▶ _Task description_
Leaving out every picture, quote the data below exactly as it appears.

--

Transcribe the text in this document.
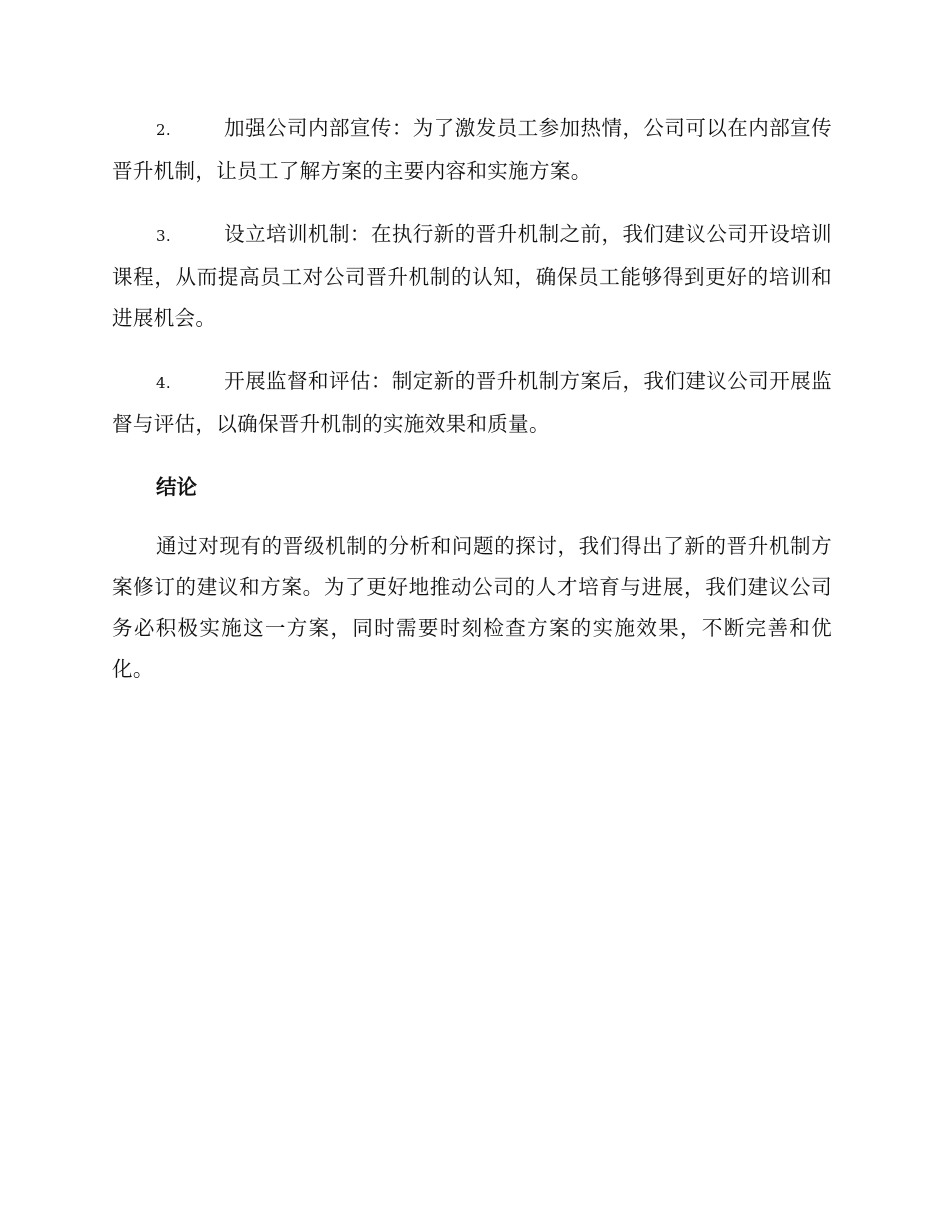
2.	加强公司内部宣传：为了激发员工参加热情，公司可以在内部宣传晋升机制，让员工了解方案的主要内容和实施方案。

3.	设立培训机制：在执行新的晋升机制之前，我们建议公司开设培训课程，从而提高员工对公司晋升机制的认知，确保员工能够得到更好的培训和进展机会。

4.	开展监督和评估：制定新的晋升机制方案后，我们建议公司开展监督与评估，以确保晋升机制的实施效果和质量。

结论

通过对现有的晋级机制的分析和问题的探讨，我们得出了新的晋升机制方案修订的建议和方案。为了更好地推动公司的人才培育与进展，我们建议公司务必积极实施这一方案，同时需要时刻检查方案的实施效果，不断完善和优化。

--

▶ _Solution below_
Transcribe the text in this document.
2.	加强公司内部宣传：为了激发员工参加热情，公司可以在内部宣传晋升机制，让员工了解方案的主要内容和实施方案。

3.	设立培训机制：在执行新的晋升机制之前，我们建议公司开设培训课程，从而提高员工对公司晋升机制的认知，确保员工能够得到更好的培训和进展机会。

4.	开展监督和评估：制定新的晋升机制方案后，我们建议公司开展监督与评估，以确保晋升机制的实施效果和质量。

结论

通过对现有的晋级机制的分析和问题的探讨，我们得出了新的晋升机制方案修订的建议和方案。为了更好地推动公司的人才培育与进展，我们建议公司务必积极实施这一方案，同时需要时刻检查方案的实施效果，不断完善和优化。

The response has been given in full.